Each line holding the word "Faces" counts once; give the total and nothing more.

# Record extracts
━━━━━━━━━━━━━━━━
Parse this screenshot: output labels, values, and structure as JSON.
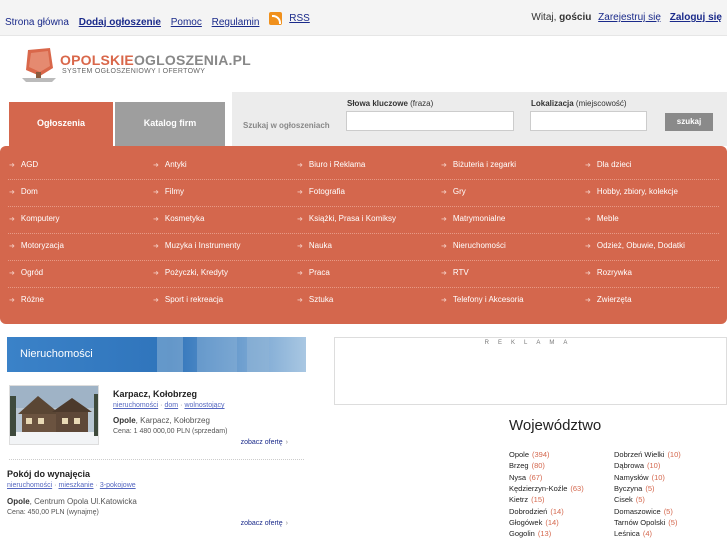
{
  "topbar": {
    "home": "Strona główna",
    "add": "Dodaj ogłoszenie",
    "help": "Pomoc",
    "rules": "Regulamin",
    "rss": "RSS",
    "greeting_prefix": "Witaj,",
    "greeting_user": "gościu",
    "register": "Zarejestruj się",
    "login": "Zaloguj się"
  },
  "logo": {
    "name_part1": "OPOLSKIE",
    "name_part2": "OGLOSZENIA.PL",
    "tagline": "SYSTEM OGŁOSZENIOWY I OFERTOWY"
  },
  "tabs": {
    "ads": "Ogłoszenia",
    "catalog": "Katalog firm"
  },
  "search": {
    "search_in": "Szukaj w ogłoszeniach",
    "keywords_label": "Słowa kluczowe",
    "keywords_hint": "(fraza)",
    "keywords_value": "",
    "location_label": "Lokalizacja",
    "location_hint": "(miejscowość)",
    "location_value": "",
    "button": "szukaj"
  },
  "categories": [
    [
      "AGD",
      "Antyki",
      "Biuro i Reklama",
      "Biżuteria i zegarki",
      "Dla dzieci"
    ],
    [
      "Dom",
      "Filmy",
      "Fotografia",
      "Gry",
      "Hobby, zbiory, kolekcje"
    ],
    [
      "Komputery",
      "Kosmetyka",
      "Książki, Prasa i Komiksy",
      "Matrymonialne",
      "Meble"
    ],
    [
      "Motoryzacja",
      "Muzyka i Instrumenty",
      "Nauka",
      "Nieruchomości",
      "Odzież, Obuwie, Dodatki"
    ],
    [
      "Ogród",
      "Pożyczki, Kredyty",
      "Praca",
      "RTV",
      "Rozrywka"
    ],
    [
      "Różne",
      "Sport i rekreacja",
      "Sztuka",
      "Telefony i Akcesoria",
      "Zwierzęta"
    ]
  ],
  "real_estate": {
    "title": "Nieruchomości",
    "listings": [
      {
        "title": "Karpacz, Kołobrzeg",
        "tags": [
          "nieruchomości",
          "dom",
          "wolnostojący"
        ],
        "place_bold": "Opole",
        "place_rest": ", Karpacz, Kołobrzeg",
        "price": "Cena: 1 480 000,00 PLN (sprzedam)",
        "more": "zobacz ofertę"
      },
      {
        "title": "Pokój do wynajęcia",
        "tags": [
          "nieruchomości",
          "mieszkanie",
          "3-pokojowe"
        ],
        "place_bold": "Opole",
        "place_rest": ", Centrum Opola Ul.Katowicka",
        "price": "Cena: 450,00 PLN (wynajmę)",
        "more": "zobacz ofertę"
      }
    ]
  },
  "ad": {
    "label": "REKLAMA"
  },
  "voivodeship": {
    "title": "Województwo",
    "col1": [
      {
        "name": "Opole",
        "count": "(394)"
      },
      {
        "name": "Brzeg",
        "count": "(80)"
      },
      {
        "name": "Nysa",
        "count": "(67)"
      },
      {
        "name": "Kędzierzyn-Koźle",
        "count": "(63)"
      },
      {
        "name": "Kietrz",
        "count": "(15)"
      },
      {
        "name": "Dobrodzień",
        "count": "(14)"
      },
      {
        "name": "Głogówek",
        "count": "(14)"
      },
      {
        "name": "Gogolin",
        "count": "(13)"
      }
    ],
    "col2": [
      {
        "name": "Dobrzeń Wielki",
        "count": "(10)"
      },
      {
        "name": "Dąbrowa",
        "count": "(10)"
      },
      {
        "name": "Namysłów",
        "count": "(10)"
      },
      {
        "name": "Byczyna",
        "count": "(5)"
      },
      {
        "name": "Cisek",
        "count": "(5)"
      },
      {
        "name": "Domaszowice",
        "count": "(5)"
      },
      {
        "name": "Tarnów Opolski",
        "count": "(5)"
      },
      {
        "name": "Leśnica",
        "count": "(4)"
      }
    ]
  },
  "colors": {
    "accent": "#d4674d",
    "tab_inactive": "#9e9e9e",
    "link": "#1a2a8a",
    "header_blue": "#1f6ab3"
  }
}
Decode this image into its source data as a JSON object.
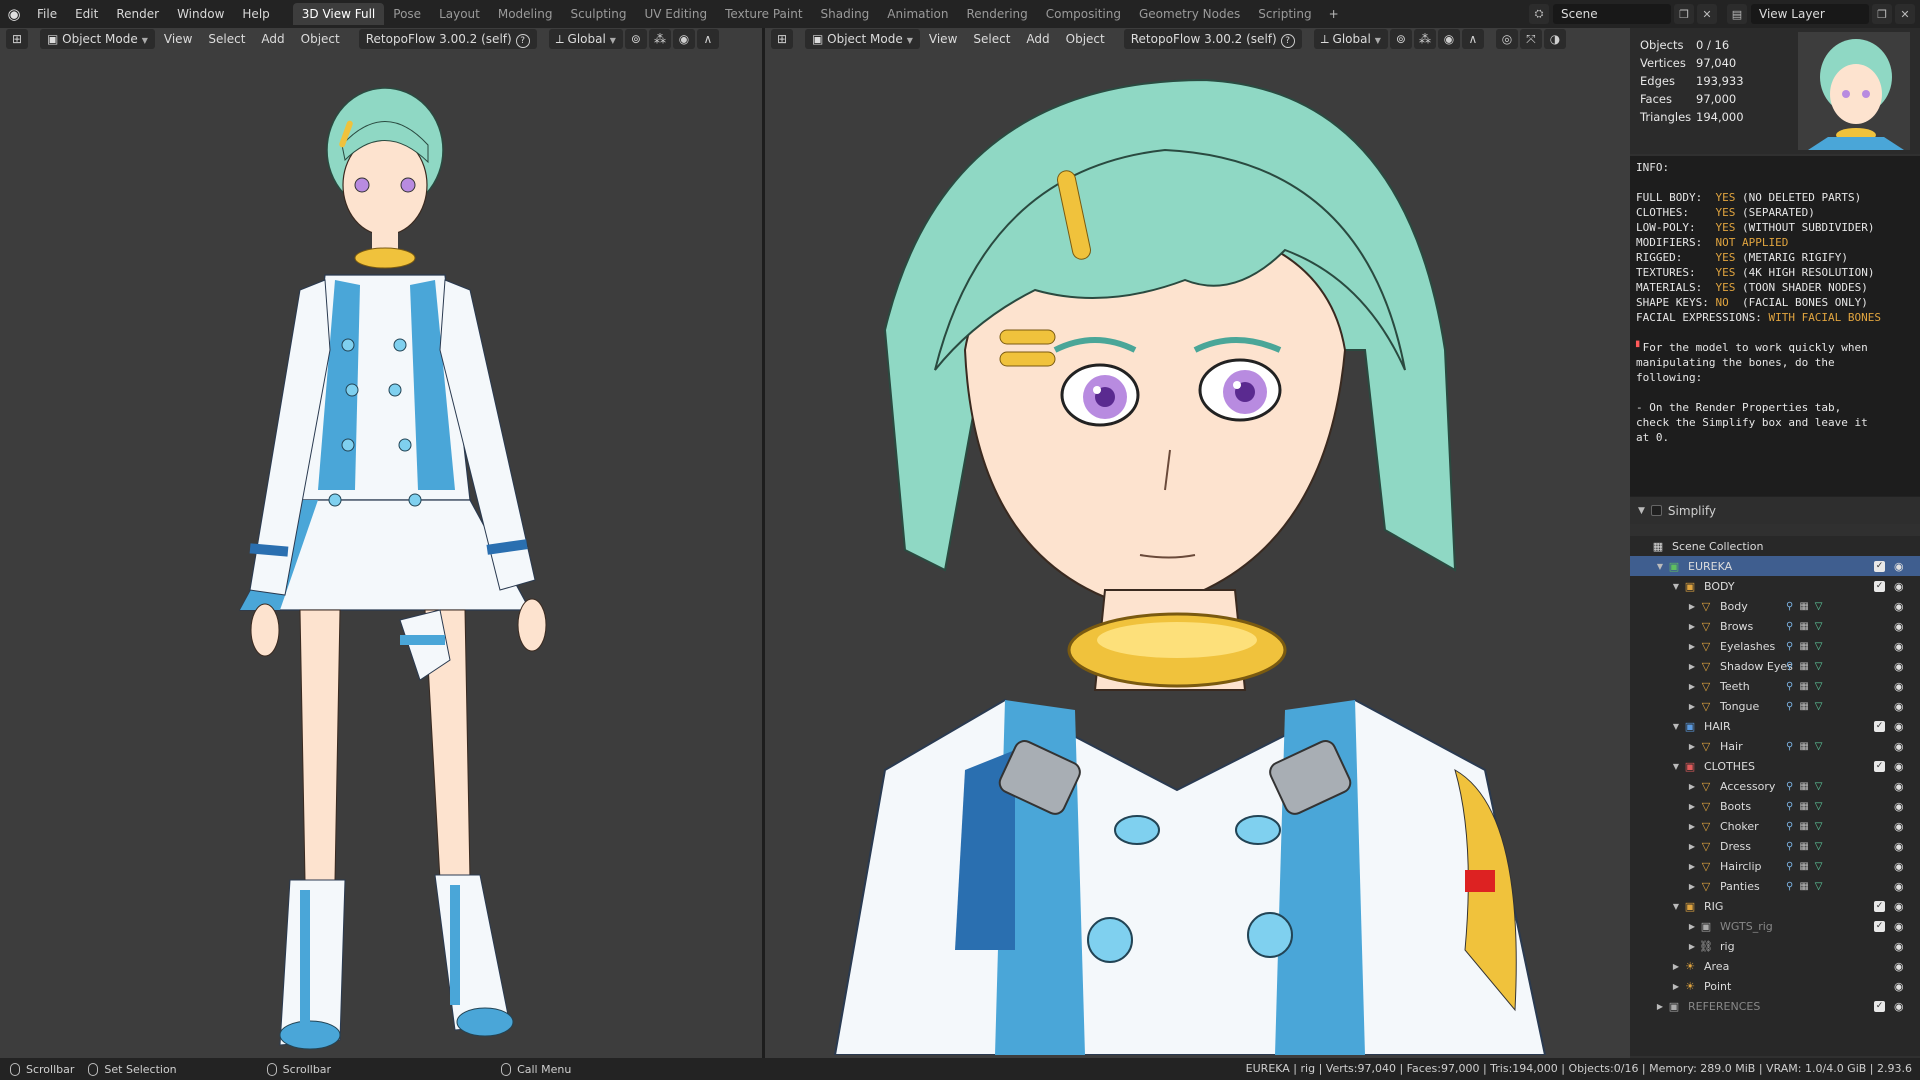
{
  "topbar": {
    "menus": [
      "File",
      "Edit",
      "Render",
      "Window",
      "Help"
    ],
    "workspaces": [
      "3D View Full",
      "Pose",
      "Layout",
      "Modeling",
      "Sculpting",
      "UV Editing",
      "Texture Paint",
      "Shading",
      "Animation",
      "Rendering",
      "Compositing",
      "Geometry Nodes",
      "Scripting"
    ],
    "active_workspace": "3D View Full",
    "add_tab": "+",
    "scene": "Scene",
    "view_layer": "View Layer"
  },
  "viewport_left": {
    "mode": "Object Mode",
    "menus": [
      "View",
      "Select",
      "Add",
      "Object"
    ],
    "addon": "RetopoFlow 3.00.2 (self)",
    "orientation": "Global"
  },
  "viewport_right": {
    "mode": "Object Mode",
    "menus": [
      "View",
      "Select",
      "Add",
      "Object"
    ],
    "addon": "RetopoFlow 3.00.2 (self)",
    "orientation": "Global"
  },
  "stats": [
    {
      "label": "Objects",
      "value": "0 / 16"
    },
    {
      "label": "Vertices",
      "value": "97,040"
    },
    {
      "label": "Edges",
      "value": "193,933"
    },
    {
      "label": "Faces",
      "value": "97,000"
    },
    {
      "label": "Triangles",
      "value": "194,000"
    }
  ],
  "info_text": {
    "header": "INFO:",
    "lines": [
      {
        "k": "FULL BODY:  ",
        "v": "YES ",
        "n": "(NO DELETED PARTS)"
      },
      {
        "k": "CLOTHES:    ",
        "v": "YES ",
        "n": "(SEPARATED)"
      },
      {
        "k": "LOW-POLY:   ",
        "v": "YES ",
        "n": "(WITHOUT SUBDIVIDER)"
      },
      {
        "k": "MODIFIERS:  ",
        "v": "NOT APPLIED",
        "n": ""
      },
      {
        "k": "RIGGED:     ",
        "v": "YES ",
        "n": "(METARIG RIGIFY)"
      },
      {
        "k": "TEXTURES:   ",
        "v": "YES ",
        "n": "(4K HIGH RESOLUTION)"
      },
      {
        "k": "MATERIALS:  ",
        "v": "YES ",
        "n": "(TOON SHADER NODES)"
      },
      {
        "k": "SHAPE KEYS: ",
        "v": "NO  ",
        "n": "(FACIAL BONES ONLY)"
      },
      {
        "k": "FACIAL EXPRESSIONS: ",
        "v": "WITH FACIAL BONES",
        "n": ""
      }
    ],
    "note1": [
      "For the model to work quickly when",
      "manipulating the bones, do the",
      "following:"
    ],
    "note2": [
      "- On the Render Properties tab,",
      "check the Simplify box and leave it",
      "at 0."
    ]
  },
  "simplify": {
    "label": "Simplify"
  },
  "outliner": {
    "root": "Scene Collection",
    "rows": [
      {
        "label": "EUREKA",
        "kind": "collection",
        "color": "#5fbf5f",
        "depth": 1,
        "selected": true,
        "checked": true
      },
      {
        "label": "BODY",
        "kind": "collection",
        "color": "#e0a43f",
        "depth": 2,
        "checked": true
      },
      {
        "label": "Body",
        "kind": "mesh",
        "depth": 3
      },
      {
        "label": "Brows",
        "kind": "mesh",
        "depth": 3
      },
      {
        "label": "Eyelashes",
        "kind": "mesh",
        "depth": 3
      },
      {
        "label": "Shadow Eyes",
        "kind": "mesh",
        "depth": 3
      },
      {
        "label": "Teeth",
        "kind": "mesh",
        "depth": 3
      },
      {
        "label": "Tongue",
        "kind": "mesh",
        "depth": 3
      },
      {
        "label": "HAIR",
        "kind": "collection",
        "color": "#5a9ae0",
        "depth": 2,
        "checked": true
      },
      {
        "label": "Hair",
        "kind": "mesh",
        "depth": 3
      },
      {
        "label": "CLOTHES",
        "kind": "collection",
        "color": "#e05a5a",
        "depth": 2,
        "checked": true
      },
      {
        "label": "Accessory",
        "kind": "mesh",
        "depth": 3
      },
      {
        "label": "Boots",
        "kind": "mesh",
        "depth": 3
      },
      {
        "label": "Choker",
        "kind": "mesh",
        "depth": 3
      },
      {
        "label": "Dress",
        "kind": "mesh",
        "depth": 3
      },
      {
        "label": "Hairclip",
        "kind": "mesh",
        "depth": 3
      },
      {
        "label": "Panties",
        "kind": "mesh",
        "depth": 3
      },
      {
        "label": "RIG",
        "kind": "collection",
        "color": "#e0a43f",
        "depth": 2,
        "checked": true
      },
      {
        "label": "WGTS_rig",
        "kind": "collection-dim",
        "depth": 3,
        "checked": true
      },
      {
        "label": "rig",
        "kind": "armature",
        "depth": 3
      },
      {
        "label": "Area",
        "kind": "light",
        "depth": 2
      },
      {
        "label": "Point",
        "kind": "light",
        "depth": 2
      },
      {
        "label": "REFERENCES",
        "kind": "collection-dim",
        "depth": 1,
        "checked": true
      }
    ]
  },
  "statusbar": {
    "left1": "Scrollbar",
    "left2": "Set Selection",
    "left3": "Scrollbar",
    "left4": "Call Menu",
    "right": "EUREKA | rig | Verts:97,040 | Faces:97,000 | Tris:194,000 | Objects:0/16 | Memory: 289.0 MiB | VRAM: 1.0/4.0 GiB | 2.93.6"
  },
  "colors": {
    "viewport_bg": "#3d3d3d",
    "selection": "#3f5e8f",
    "hair": "#8fd8c4",
    "skin": "#fde3cf",
    "accent_blue": "#4aa6d8",
    "gold": "#f0c23c"
  }
}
━━━━━━━━━━━━━━━━
# Task response
2